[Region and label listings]
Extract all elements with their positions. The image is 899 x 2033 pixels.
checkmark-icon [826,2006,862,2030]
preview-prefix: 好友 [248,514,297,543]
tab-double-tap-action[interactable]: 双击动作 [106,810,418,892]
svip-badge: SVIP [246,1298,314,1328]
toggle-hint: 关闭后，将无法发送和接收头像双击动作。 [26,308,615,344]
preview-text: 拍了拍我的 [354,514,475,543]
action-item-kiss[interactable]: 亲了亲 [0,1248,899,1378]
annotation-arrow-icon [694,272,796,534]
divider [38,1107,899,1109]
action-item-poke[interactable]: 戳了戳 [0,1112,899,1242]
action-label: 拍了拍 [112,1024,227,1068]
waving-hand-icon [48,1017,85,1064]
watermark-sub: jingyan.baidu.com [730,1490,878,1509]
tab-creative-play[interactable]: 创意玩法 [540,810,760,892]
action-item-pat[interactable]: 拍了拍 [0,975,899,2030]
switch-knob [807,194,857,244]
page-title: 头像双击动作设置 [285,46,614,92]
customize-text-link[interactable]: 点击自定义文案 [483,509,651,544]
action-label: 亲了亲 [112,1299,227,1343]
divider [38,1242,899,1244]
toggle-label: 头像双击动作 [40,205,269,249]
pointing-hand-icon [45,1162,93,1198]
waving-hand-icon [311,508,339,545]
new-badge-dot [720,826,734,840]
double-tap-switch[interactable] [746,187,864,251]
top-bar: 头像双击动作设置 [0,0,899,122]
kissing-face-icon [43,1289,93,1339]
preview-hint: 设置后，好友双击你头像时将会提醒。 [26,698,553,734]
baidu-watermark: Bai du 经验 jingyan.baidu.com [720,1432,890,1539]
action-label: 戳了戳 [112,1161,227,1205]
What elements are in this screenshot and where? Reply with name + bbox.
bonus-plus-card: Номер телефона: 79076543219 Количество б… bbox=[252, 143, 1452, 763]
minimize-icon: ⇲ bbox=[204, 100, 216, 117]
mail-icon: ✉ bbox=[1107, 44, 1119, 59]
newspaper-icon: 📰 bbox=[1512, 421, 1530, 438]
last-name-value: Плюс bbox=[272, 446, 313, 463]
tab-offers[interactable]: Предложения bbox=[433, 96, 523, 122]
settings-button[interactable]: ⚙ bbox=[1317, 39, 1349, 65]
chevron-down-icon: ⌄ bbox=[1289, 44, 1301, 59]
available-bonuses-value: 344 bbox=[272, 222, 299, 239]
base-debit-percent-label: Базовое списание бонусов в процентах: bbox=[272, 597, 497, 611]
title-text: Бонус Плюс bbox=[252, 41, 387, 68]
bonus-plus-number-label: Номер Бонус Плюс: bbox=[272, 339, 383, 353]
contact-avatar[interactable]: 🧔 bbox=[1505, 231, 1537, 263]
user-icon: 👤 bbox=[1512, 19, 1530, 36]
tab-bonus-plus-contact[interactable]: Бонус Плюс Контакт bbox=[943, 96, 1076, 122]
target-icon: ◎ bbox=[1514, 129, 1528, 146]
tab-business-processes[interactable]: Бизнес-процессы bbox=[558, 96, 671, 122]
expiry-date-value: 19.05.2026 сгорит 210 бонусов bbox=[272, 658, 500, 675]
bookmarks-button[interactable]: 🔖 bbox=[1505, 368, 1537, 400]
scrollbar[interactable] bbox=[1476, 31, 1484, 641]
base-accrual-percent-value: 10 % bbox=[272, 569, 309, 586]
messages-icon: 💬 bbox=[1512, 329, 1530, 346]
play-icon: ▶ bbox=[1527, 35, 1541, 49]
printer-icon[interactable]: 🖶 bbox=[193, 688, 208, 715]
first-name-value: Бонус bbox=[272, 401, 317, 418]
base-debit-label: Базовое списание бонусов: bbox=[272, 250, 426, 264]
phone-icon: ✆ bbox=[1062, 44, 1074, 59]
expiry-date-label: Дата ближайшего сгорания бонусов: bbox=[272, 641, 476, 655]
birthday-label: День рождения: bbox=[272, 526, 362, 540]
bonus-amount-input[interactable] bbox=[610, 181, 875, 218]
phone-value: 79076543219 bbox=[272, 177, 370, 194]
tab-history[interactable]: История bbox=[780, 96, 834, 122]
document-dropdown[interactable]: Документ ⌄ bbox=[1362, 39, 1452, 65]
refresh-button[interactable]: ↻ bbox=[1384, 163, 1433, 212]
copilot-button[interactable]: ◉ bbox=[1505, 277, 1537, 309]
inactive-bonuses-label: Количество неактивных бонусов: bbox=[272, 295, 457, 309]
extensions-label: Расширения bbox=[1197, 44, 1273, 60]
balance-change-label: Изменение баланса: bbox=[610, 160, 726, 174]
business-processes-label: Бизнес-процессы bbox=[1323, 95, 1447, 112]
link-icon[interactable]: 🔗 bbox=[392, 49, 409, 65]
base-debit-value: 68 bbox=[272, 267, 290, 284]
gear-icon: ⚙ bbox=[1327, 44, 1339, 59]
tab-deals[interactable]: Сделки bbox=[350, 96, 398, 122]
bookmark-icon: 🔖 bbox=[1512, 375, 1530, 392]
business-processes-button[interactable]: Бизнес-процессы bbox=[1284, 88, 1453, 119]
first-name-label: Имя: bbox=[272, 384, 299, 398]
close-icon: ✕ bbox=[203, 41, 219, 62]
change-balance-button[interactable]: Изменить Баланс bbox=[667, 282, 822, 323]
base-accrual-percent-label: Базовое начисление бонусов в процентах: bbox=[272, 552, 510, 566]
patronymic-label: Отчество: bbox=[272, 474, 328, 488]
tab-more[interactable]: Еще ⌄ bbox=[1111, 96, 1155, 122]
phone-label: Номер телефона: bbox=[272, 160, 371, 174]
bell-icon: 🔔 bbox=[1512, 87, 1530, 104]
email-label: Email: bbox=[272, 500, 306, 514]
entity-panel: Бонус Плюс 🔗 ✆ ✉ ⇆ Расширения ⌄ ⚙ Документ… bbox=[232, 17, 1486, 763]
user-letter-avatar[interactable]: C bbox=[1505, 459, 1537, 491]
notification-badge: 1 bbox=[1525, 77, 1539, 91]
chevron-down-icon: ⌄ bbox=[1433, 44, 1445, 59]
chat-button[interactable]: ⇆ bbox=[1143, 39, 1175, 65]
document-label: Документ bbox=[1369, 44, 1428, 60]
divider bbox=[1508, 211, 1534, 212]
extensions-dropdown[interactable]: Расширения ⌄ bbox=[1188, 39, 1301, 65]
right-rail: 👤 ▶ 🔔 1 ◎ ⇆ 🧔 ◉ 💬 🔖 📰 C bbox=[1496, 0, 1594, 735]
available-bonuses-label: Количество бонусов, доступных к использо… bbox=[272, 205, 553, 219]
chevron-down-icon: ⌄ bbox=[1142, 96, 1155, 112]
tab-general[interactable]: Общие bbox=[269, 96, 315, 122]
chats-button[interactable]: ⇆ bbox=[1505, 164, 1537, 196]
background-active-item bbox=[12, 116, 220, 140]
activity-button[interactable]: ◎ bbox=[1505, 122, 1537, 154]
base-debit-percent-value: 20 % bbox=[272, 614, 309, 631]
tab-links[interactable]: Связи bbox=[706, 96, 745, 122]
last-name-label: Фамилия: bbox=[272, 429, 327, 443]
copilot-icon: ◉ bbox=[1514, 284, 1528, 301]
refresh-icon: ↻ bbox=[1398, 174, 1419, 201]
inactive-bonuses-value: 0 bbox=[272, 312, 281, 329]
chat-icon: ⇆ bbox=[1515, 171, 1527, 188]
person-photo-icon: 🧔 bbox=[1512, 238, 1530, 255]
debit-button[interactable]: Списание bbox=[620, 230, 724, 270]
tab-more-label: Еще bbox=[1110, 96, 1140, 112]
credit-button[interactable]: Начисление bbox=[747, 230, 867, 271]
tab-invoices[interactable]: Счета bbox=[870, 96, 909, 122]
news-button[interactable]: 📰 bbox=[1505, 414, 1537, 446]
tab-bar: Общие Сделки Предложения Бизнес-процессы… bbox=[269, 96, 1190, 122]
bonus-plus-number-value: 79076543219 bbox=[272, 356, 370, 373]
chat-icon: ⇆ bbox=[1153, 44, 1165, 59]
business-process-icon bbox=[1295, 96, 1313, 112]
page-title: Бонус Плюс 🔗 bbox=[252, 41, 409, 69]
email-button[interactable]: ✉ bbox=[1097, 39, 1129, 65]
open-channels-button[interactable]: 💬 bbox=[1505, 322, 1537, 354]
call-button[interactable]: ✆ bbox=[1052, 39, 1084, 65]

▶ _SHORT EXERCISE_:
Copy the entries word for word, starting at the first line and ending with the line that contains "newspaper-icon: 📰 bbox=[1512, 421, 1530, 438]", including that line.

▶ _PROBLEM SOLUTION_:
Extract all elements with their positions. The image is 899 x 2033 pixels.
checkmark-icon [826,2006,862,2030]
preview-prefix: 好友 [248,514,297,543]
tab-double-tap-action[interactable]: 双击动作 [106,810,418,892]
svip-badge: SVIP [246,1298,314,1328]
toggle-hint: 关闭后，将无法发送和接收头像双击动作。 [26,308,615,344]
preview-text: 拍了拍我的 [354,514,475,543]
action-item-kiss[interactable]: 亲了亲 [0,1248,899,1378]
annotation-arrow-icon [694,272,796,534]
divider [38,1107,899,1109]
action-item-poke[interactable]: 戳了戳 [0,1112,899,1242]
action-label: 拍了拍 [112,1024,227,1068]
waving-hand-icon [48,1017,85,1064]
watermark-sub: jingyan.baidu.com [730,1490,878,1509]
tab-creative-play[interactable]: 创意玩法 [540,810,760,892]
action-item-pat[interactable]: 拍了拍 [0,975,899,2030]
switch-knob [807,194,857,244]
page-title: 头像双击动作设置 [285,46,614,92]
customize-text-link[interactable]: 点击自定义文案 [483,509,651,544]
action-label: 亲了亲 [112,1299,227,1343]
divider [38,1242,899,1244]
toggle-label: 头像双击动作 [40,205,269,249]
pointing-hand-icon [45,1162,93,1198]
waving-hand-icon [311,508,339,545]
new-badge-dot [720,826,734,840]
double-tap-switch[interactable] [746,187,864,251]
top-bar: 头像双击动作设置 [0,0,899,122]
kissing-face-icon [43,1289,93,1339]
preview-hint: 设置后，好友双击你头像时将会提醒。 [26,698,553,734]
baidu-watermark: Bai du 经验 jingyan.baidu.com [720,1432,890,1539]
action-label: 戳了戳 [112,1161,227,1205]
What elements are in this screenshot and where? Reply with name + bbox.
bonus-plus-card: Номер телефона: 79076543219 Количество б… bbox=[252, 143, 1452, 763]
minimize-icon: ⇲ bbox=[204, 100, 216, 117]
mail-icon: ✉ bbox=[1107, 44, 1119, 59]
newspaper-icon: 📰 bbox=[1512, 421, 1530, 438]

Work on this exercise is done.